• WORK TO DO:
Transcribe the records below exactly as they appear.

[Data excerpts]
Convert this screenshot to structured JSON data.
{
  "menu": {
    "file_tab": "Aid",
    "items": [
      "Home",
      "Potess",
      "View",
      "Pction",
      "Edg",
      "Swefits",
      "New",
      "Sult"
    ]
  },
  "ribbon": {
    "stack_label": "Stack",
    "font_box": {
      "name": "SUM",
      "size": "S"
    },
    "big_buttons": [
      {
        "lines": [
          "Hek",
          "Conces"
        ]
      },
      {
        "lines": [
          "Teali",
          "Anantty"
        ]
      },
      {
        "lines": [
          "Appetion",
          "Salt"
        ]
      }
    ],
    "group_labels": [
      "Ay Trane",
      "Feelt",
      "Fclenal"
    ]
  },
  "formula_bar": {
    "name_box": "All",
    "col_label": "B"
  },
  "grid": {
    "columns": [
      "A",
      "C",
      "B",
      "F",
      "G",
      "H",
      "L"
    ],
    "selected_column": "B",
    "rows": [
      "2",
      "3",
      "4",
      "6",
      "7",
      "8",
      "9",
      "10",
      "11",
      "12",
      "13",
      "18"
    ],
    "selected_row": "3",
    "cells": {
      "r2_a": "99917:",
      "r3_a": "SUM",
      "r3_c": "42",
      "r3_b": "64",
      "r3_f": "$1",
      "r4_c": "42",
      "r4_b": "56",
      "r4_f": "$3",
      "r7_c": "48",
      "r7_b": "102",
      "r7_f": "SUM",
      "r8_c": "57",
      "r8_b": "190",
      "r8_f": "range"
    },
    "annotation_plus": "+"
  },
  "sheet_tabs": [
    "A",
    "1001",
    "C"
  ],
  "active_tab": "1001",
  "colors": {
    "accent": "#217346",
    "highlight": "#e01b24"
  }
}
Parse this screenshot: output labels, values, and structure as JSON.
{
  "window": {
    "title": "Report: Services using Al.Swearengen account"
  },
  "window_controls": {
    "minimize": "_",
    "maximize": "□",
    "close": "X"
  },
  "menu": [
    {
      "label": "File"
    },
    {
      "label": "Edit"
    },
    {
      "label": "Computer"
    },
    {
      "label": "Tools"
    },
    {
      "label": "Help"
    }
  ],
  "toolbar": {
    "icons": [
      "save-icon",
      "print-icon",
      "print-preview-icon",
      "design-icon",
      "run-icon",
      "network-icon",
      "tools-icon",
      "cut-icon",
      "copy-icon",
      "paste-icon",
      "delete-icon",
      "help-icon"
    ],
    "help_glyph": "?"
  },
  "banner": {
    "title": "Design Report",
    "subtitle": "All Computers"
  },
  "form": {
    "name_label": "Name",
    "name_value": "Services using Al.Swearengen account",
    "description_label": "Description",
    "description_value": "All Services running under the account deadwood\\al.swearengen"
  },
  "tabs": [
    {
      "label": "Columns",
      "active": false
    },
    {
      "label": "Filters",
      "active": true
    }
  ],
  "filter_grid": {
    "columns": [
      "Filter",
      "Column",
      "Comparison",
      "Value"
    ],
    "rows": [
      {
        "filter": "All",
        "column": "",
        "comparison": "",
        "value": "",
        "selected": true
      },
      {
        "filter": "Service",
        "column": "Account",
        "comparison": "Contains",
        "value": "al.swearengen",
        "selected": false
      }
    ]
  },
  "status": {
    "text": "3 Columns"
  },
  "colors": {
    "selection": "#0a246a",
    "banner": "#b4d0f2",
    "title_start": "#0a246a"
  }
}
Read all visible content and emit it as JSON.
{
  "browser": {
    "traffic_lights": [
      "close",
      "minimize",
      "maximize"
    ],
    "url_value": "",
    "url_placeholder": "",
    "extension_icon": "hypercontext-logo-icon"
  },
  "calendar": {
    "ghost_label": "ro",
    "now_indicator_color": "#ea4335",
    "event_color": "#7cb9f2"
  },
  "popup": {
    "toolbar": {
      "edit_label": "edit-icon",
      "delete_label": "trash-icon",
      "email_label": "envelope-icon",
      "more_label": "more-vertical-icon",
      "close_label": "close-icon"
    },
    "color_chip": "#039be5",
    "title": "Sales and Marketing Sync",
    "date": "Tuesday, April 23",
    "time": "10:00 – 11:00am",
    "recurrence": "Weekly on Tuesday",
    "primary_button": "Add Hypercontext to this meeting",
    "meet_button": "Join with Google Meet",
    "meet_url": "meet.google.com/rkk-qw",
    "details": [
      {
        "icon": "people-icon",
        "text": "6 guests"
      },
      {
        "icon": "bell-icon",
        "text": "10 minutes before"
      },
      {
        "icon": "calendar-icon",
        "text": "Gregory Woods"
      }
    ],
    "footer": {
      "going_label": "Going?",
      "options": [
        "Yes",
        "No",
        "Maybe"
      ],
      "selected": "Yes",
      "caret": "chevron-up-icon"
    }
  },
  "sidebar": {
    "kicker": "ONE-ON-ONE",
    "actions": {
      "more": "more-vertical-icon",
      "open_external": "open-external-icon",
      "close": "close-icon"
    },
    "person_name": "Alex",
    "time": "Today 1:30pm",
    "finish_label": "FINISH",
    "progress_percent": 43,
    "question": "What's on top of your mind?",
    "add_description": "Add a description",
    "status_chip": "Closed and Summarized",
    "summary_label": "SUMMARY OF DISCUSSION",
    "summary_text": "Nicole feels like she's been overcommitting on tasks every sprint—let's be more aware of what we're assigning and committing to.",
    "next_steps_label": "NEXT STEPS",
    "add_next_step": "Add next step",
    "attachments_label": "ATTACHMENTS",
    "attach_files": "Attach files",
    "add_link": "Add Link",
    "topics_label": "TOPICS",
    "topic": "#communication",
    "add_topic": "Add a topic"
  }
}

• RESULT FOR THIS EXERCISE:
Convert this screenshot to structured JSON data.
{
  "menu": {
    "file_tab": "Aid",
    "items": [
      "Home",
      "Potess",
      "View",
      "Pction",
      "Edg",
      "Swefits",
      "New",
      "Sult"
    ]
  },
  "ribbon": {
    "stack_label": "Stack",
    "font_box": {
      "name": "SUM",
      "size": "S"
    },
    "big_buttons": [
      {
        "lines": [
          "Hek",
          "Conces"
        ]
      },
      {
        "lines": [
          "Teali",
          "Anantty"
        ]
      },
      {
        "lines": [
          "Appetion",
          "Salt"
        ]
      }
    ],
    "group_labels": [
      "Ay Trane",
      "Feelt",
      "Fclenal"
    ]
  },
  "formula_bar": {
    "name_box": "All",
    "col_label": "B"
  },
  "grid": {
    "columns": [
      "A",
      "C",
      "B",
      "F",
      "G",
      "H",
      "L"
    ],
    "selected_column": "B",
    "rows": [
      "2",
      "3",
      "4",
      "6",
      "7",
      "8",
      "9",
      "10",
      "11",
      "12",
      "13",
      "18"
    ],
    "selected_row": "3",
    "cells": {
      "r2_a": "99917:",
      "r3_a": "SUM",
      "r3_c": "42",
      "r3_b": "64",
      "r3_f": "$1",
      "r4_c": "42",
      "r4_b": "56",
      "r4_f": "$3",
      "r7_c": "48",
      "r7_b": "102",
      "r7_f": "SUM",
      "r8_c": "57",
      "r8_b": "190",
      "r8_f": "range"
    },
    "annotation_plus": "+"
  },
  "sheet_tabs": [
    "A",
    "1001",
    "C"
  ],
  "active_tab": "1001",
  "colors": {
    "accent": "#217346",
    "highlight": "#e01b24"
  }
}
Parse this screenshot: output labels, values, and structure as JSON.
{
  "window": {
    "title": "Report: Services using Al.Swearengen account"
  },
  "window_controls": {
    "minimize": "_",
    "maximize": "□",
    "close": "X"
  },
  "menu": [
    {
      "label": "File"
    },
    {
      "label": "Edit"
    },
    {
      "label": "Computer"
    },
    {
      "label": "Tools"
    },
    {
      "label": "Help"
    }
  ],
  "toolbar": {
    "icons": [
      "save-icon",
      "print-icon",
      "print-preview-icon",
      "design-icon",
      "run-icon",
      "network-icon",
      "tools-icon",
      "cut-icon",
      "copy-icon",
      "paste-icon",
      "delete-icon",
      "help-icon"
    ],
    "help_glyph": "?"
  },
  "banner": {
    "title": "Design Report",
    "subtitle": "All Computers"
  },
  "form": {
    "name_label": "Name",
    "name_value": "Services using Al.Swearengen account",
    "description_label": "Description",
    "description_value": "All Services running under the account deadwood\\al.swearengen"
  },
  "tabs": [
    {
      "label": "Columns",
      "active": false
    },
    {
      "label": "Filters",
      "active": true
    }
  ],
  "filter_grid": {
    "columns": [
      "Filter",
      "Column",
      "Comparison",
      "Value"
    ],
    "rows": [
      {
        "filter": "All",
        "column": "",
        "comparison": "",
        "value": "",
        "selected": true
      },
      {
        "filter": "Service",
        "column": "Account",
        "comparison": "Contains",
        "value": "al.swearengen",
        "selected": false
      }
    ]
  },
  "status": {
    "text": "3 Columns"
  },
  "colors": {
    "selection": "#0a246a",
    "banner": "#b4d0f2",
    "title_start": "#0a246a"
  }
}
Read all visible content and emit it as JSON.
{
  "browser": {
    "traffic_lights": [
      "close",
      "minimize",
      "maximize"
    ],
    "url_value": "",
    "url_placeholder": "",
    "extension_icon": "hypercontext-logo-icon"
  },
  "calendar": {
    "ghost_label": "ro",
    "now_indicator_color": "#ea4335",
    "event_color": "#7cb9f2"
  },
  "popup": {
    "toolbar": {
      "edit_label": "edit-icon",
      "delete_label": "trash-icon",
      "email_label": "envelope-icon",
      "more_label": "more-vertical-icon",
      "close_label": "close-icon"
    },
    "color_chip": "#039be5",
    "title": "Sales and Marketing Sync",
    "date": "Tuesday, April 23",
    "time": "10:00 – 11:00am",
    "recurrence": "Weekly on Tuesday",
    "primary_button": "Add Hypercontext to this meeting",
    "meet_button": "Join with Google Meet",
    "meet_url": "meet.google.com/rkk-qw",
    "details": [
      {
        "icon": "people-icon",
        "text": "6 guests"
      },
      {
        "icon": "bell-icon",
        "text": "10 minutes before"
      },
      {
        "icon": "calendar-icon",
        "text": "Gregory Woods"
      }
    ],
    "footer": {
      "going_label": "Going?",
      "options": [
        "Yes",
        "No",
        "Maybe"
      ],
      "selected": "Yes",
      "caret": "chevron-up-icon"
    }
  },
  "sidebar": {
    "kicker": "ONE-ON-ONE",
    "actions": {
      "more": "more-vertical-icon",
      "open_external": "open-external-icon",
      "close": "close-icon"
    },
    "person_name": "Alex",
    "time": "Today 1:30pm",
    "finish_label": "FINISH",
    "progress_percent": 43,
    "question": "What's on top of your mind?",
    "add_description": "Add a description",
    "status_chip": "Closed and Summarized",
    "summary_label": "SUMMARY OF DISCUSSION",
    "summary_text": "Nicole feels like she's been overcommitting on tasks every sprint—let's be more aware of what we're assigning and committing to.",
    "next_steps_label": "NEXT STEPS",
    "add_next_step": "Add next step",
    "attachments_label": "ATTACHMENTS",
    "attach_files": "Attach files",
    "add_link": "Add Link",
    "topics_label": "TOPICS",
    "topic": "#communication",
    "add_topic": "Add a topic"
  }
}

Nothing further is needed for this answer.